• _WORK REQUIRED_:
Extract the records in full, leaving every picture out.

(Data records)
- - - - -
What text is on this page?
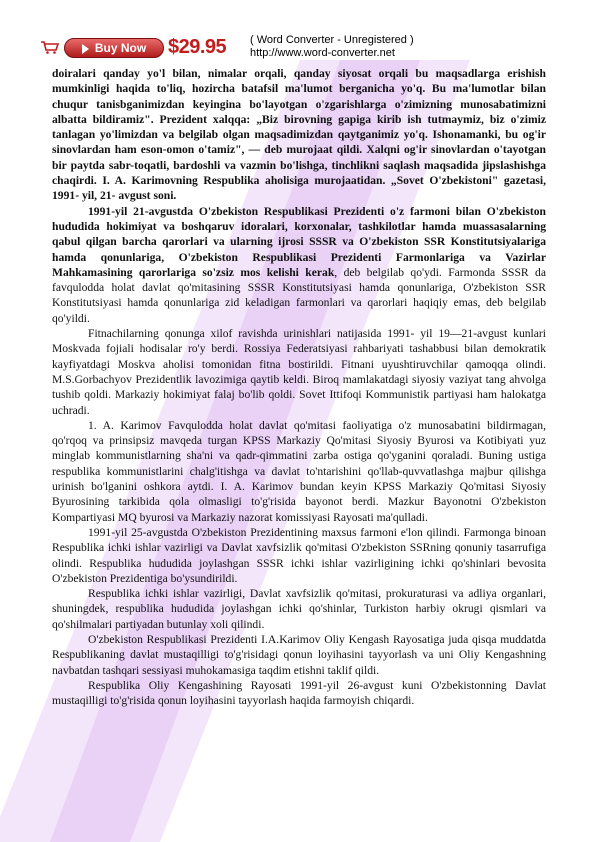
Buy Now	$29.95 ( Word Converter - Unregistered )
http://www.word-converter.net

doiralari qanday yo'l bilan, nimalar orqali, qanday siyosat orqali bu maqsadlarga erishish mumkinligi haqida to'liq, hozircha batafsil ma'lumot berganicha yo'q. Bu ma'lumotlar bilan chuqur tanisbganimizdan keyingina bo'layotgan o'zgarishlarga o'zimizning munosabatimizni albatta bildiramiz". Prezident xalqqa: „Biz birovning gapiga kirib ish tutmaymiz, biz o'zimiz tanlagan yo'limizdan va belgilab olgan maqsadimizdan qaytganimiz yo'q. Ishonamanki, bu og'ir sinovlardan ham eson-omon o'tamiz", — deb murojaat qildi. Xalqni og'ir sinovlardan o'tayotgan bir paytda sabr-toqatli, bardoshli va vazmin bo'lishga, tinchlikni saqlash maqsadida jipslashishga chaqirdi. I. A. Karimovning Respublika aholisiga murojaatidan. „Sovet O'zbekistoni" gazetasi, 1991- yil, 21- avgust soni.

1991-yil 21-avgustda O'zbekiston Respublikasi Prezidenti o'z farmoni bilan O'zbekiston hududida hokimiyat va boshqaruv idoralari, korxonalar, tashkilotlar hamda muassasalarning qabul qilgan barcha qarorlari va ularning ijrosi SSSR va O'zbekiston SSR Konstitutsiyalariga hamda qonunlariga, O'zbekiston Respublikasi Prezidenti Farmonlariga va Vazirlar Mahkamasining qarorlariga so'zsiz mos kelishi kerak, deb belgilab qo'ydi. Farmonda SSSR da favqulodda holat davlat qo'mitasining SSSR Konstitutsiyasi hamda qonunlariga, O'zbekiston SSR Konstitutsiyasi hamda qonunlariga zid keladigan farmonlari va qarorlari haqiqiy emas, deb belgilab qo'yildi.

Fitnachilarning qonunga xilof ravishda urinishlari natijasida 1991- yil 19—21-avgust kunlari Moskvada fojiali hodisalar ro'y berdi. Rossiya Federatsiyasi rahbariyati tashabbusi bilan demokratik kayfiyatdagi Moskva aholisi tomonidan fitna bostirildi. Fitnani uyushtiruvchilar qamoqqa olindi. M.S.Gorbachyov Prezidentlik lavozimiga qaytib keldi. Biroq mamlakatdagi siyosiy vaziyat tang ahvolga tushib qoldi. Markaziy hokimiyat falaj bo'lib qoldi. Sovet Ittifoqi Kommunistik partiyasi ham halokatga uchradi.

1. A. Karimov Favqulodda holat davlat qo'mitasi faoliyatiga o'z munosabatini bildirmagan, qo'rqoq va prinsipsiz mavqeda turgan KPSS Markaziy Qo'mitasi Siyosiy Byurosi va Kotibiyati yuz minglab kommunistlarning sha'ni va qadr-qimmatini zarba ostiga qo'yganini qoraladi. Buning ustiga respublika kommunistlarini chalg'itishga va davlat to'ntarishini qo'llab-quvvatlashga majbur qilishga urinish bo'lganini oshkora aytdi. I. A. Karimov bundan keyin KPSS Markaziy Qo'mitasi Siyosiy Byurosining tarkibida qola olmasligi to'g'risida bayonot berdi. Mazkur Bayonotni O'zbekiston Kompartiyasi MQ byurosi va Markaziy nazorat komissiyasi Rayosati ma'qulladi.

1991-yil 25-avgustda O'zbekiston Prezidentining maxsus farmoni e'lon qilindi. Farmonga binoan Respublika ichki ishlar vazirligi va Davlat xavfsizlik qo'mitasi O'zbekiston SSRning qonuniy tasarrufiga olindi. Respublika hududida joylashgan SSSR ichki ishlar vazirligining ichki qo'shinlari bevosita O'zbekiston Prezidentiga bo'ysundirildi.

Respublika ichki ishlar vazirligi, Davlat xavfsizlik qo'mitasi, prokuraturasi va adliya organlari, shuningdek, respublika hududida joylashgan ichki qo'shinlar, Turkiston harbiy okrugi qismlari va qo'shilmalari partiyadan butunlay xoli qilindi.

O'zbekiston Respublikasi Prezidenti I.A.Karimov Oliy Kengash Rayosatiga juda qisqa muddatda Respublikaning davlat mustaqilligi to'g'risidagi qonun loyihasini tayyorlash va uni Oliy Kengashning navbatdan tashqari sessiyasi muhokamasiga taqdim etishni taklif qildi.

Respublika Oliy Kengashining Rayosati 1991-yil 26-avgust kuni O'zbekistonning Davlat mustaqilligi to'g'risida qonun loyihasini tayyorlash haqida farmoyish chiqardi.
- - - - -
• _RESULT FOR THIS EXERCISE_:
What text is on this page?
Buy Now	$29.95 ( Word Converter - Unregistered )
http://www.word-converter.net

doiralari qanday yo'l bilan, nimalar orqali, qanday siyosat orqali bu maqsadlarga erishish mumkinligi haqida to'liq, hozircha batafsil ma'lumot berganicha yo'q. Bu ma'lumotlar bilan chuqur tanisbganimizdan keyingina bo'layotgan o'zgarishlarga o'zimizning munosabatimizni albatta bildiramiz". Prezident xalqqa: „Biz birovning gapiga kirib ish tutmaymiz, biz o'zimiz tanlagan yo'limizdan va belgilab olgan maqsadimizdan qaytganimiz yo'q. Ishonamanki, bu og'ir sinovlardan ham eson-omon o'tamiz", — deb murojaat qildi. Xalqni og'ir sinovlardan o'tayotgan bir paytda sabr-toqatli, bardoshli va vazmin bo'lishga, tinchlikni saqlash maqsadida jipslashishga chaqirdi. I. A. Karimovning Respublika aholisiga murojaatidan. „Sovet O'zbekistoni" gazetasi, 1991- yil, 21- avgust soni.

1991-yil 21-avgustda O'zbekiston Respublikasi Prezidenti o'z farmoni bilan O'zbekiston hududida hokimiyat va boshqaruv idoralari, korxonalar, tashkilotlar hamda muassasalarning qabul qilgan barcha qarorlari va ularning ijrosi SSSR va O'zbekiston SSR Konstitutsiyalariga hamda qonunlariga, O'zbekiston Respublikasi Prezidenti Farmonlariga va Vazirlar Mahkamasining qarorlariga so'zsiz mos kelishi kerak, deb belgilab qo'ydi. Farmonda SSSR da favqulodda holat davlat qo'mitasining SSSR Konstitutsiyasi hamda qonunlariga, O'zbekiston SSR Konstitutsiyasi hamda qonunlariga zid keladigan farmonlari va qarorlari haqiqiy emas, deb belgilab qo'yildi.

Fitnachilarning qonunga xilof ravishda urinishlari natijasida 1991- yil 19—21-avgust kunlari Moskvada fojiali hodisalar ro'y berdi. Rossiya Federatsiyasi rahbariyati tashabbusi bilan demokratik kayfiyatdagi Moskva aholisi tomonidan fitna bostirildi. Fitnani uyushtiruvchilar qamoqqa olindi. M.S.Gorbachyov Prezidentlik lavozimiga qaytib keldi. Biroq mamlakatdagi siyosiy vaziyat tang ahvolga tushib qoldi. Markaziy hokimiyat falaj bo'lib qoldi. Sovet Ittifoqi Kommunistik partiyasi ham halokatga uchradi.

1. A. Karimov Favqulodda holat davlat qo'mitasi faoliyatiga o'z munosabatini bildirmagan, qo'rqoq va prinsipsiz mavqeda turgan KPSS Markaziy Qo'mitasi Siyosiy Byurosi va Kotibiyati yuz minglab kommunistlarning sha'ni va qadr-qimmatini zarba ostiga qo'yganini qoraladi. Buning ustiga respublika kommunistlarini chalg'itishga va davlat to'ntarishini qo'llab-quvvatlashga majbur qilishga urinish bo'lganini oshkora aytdi. I. A. Karimov bundan keyin KPSS Markaziy Qo'mitasi Siyosiy Byurosining tarkibida qola olmasligi to'g'risida bayonot berdi. Mazkur Bayonotni O'zbekiston Kompartiyasi MQ byurosi va Markaziy nazorat komissiyasi Rayosati ma'qulladi.

1991-yil 25-avgustda O'zbekiston Prezidentining maxsus farmoni e'lon qilindi. Farmonga binoan Respublika ichki ishlar vazirligi va Davlat xavfsizlik qo'mitasi O'zbekiston SSRning qonuniy tasarrufiga olindi. Respublika hududida joylashgan SSSR ichki ishlar vazirligining ichki qo'shinlari bevosita O'zbekiston Prezidentiga bo'ysundirildi.

Respublika ichki ishlar vazirligi, Davlat xavfsizlik qo'mitasi, prokuraturasi va adliya organlari, shuningdek, respublika hududida joylashgan ichki qo'shinlar, Turkiston harbiy okrugi qismlari va qo'shilmalari partiyadan butunlay xoli qilindi.

O'zbekiston Respublikasi Prezidenti I.A.Karimov Oliy Kengash Rayosatiga juda qisqa muddatda Respublikaning davlat mustaqilligi to'g'risidagi qonun loyihasini tayyorlash va uni Oliy Kengashning navbatdan tashqari sessiyasi muhokamasiga taqdim etishni taklif qildi.

Respublika Oliy Kengashining Rayosati 1991-yil 26-avgust kuni O'zbekistonning Davlat mustaqilligi to'g'risida qonun loyihasini tayyorlash haqida farmoyish chiqardi.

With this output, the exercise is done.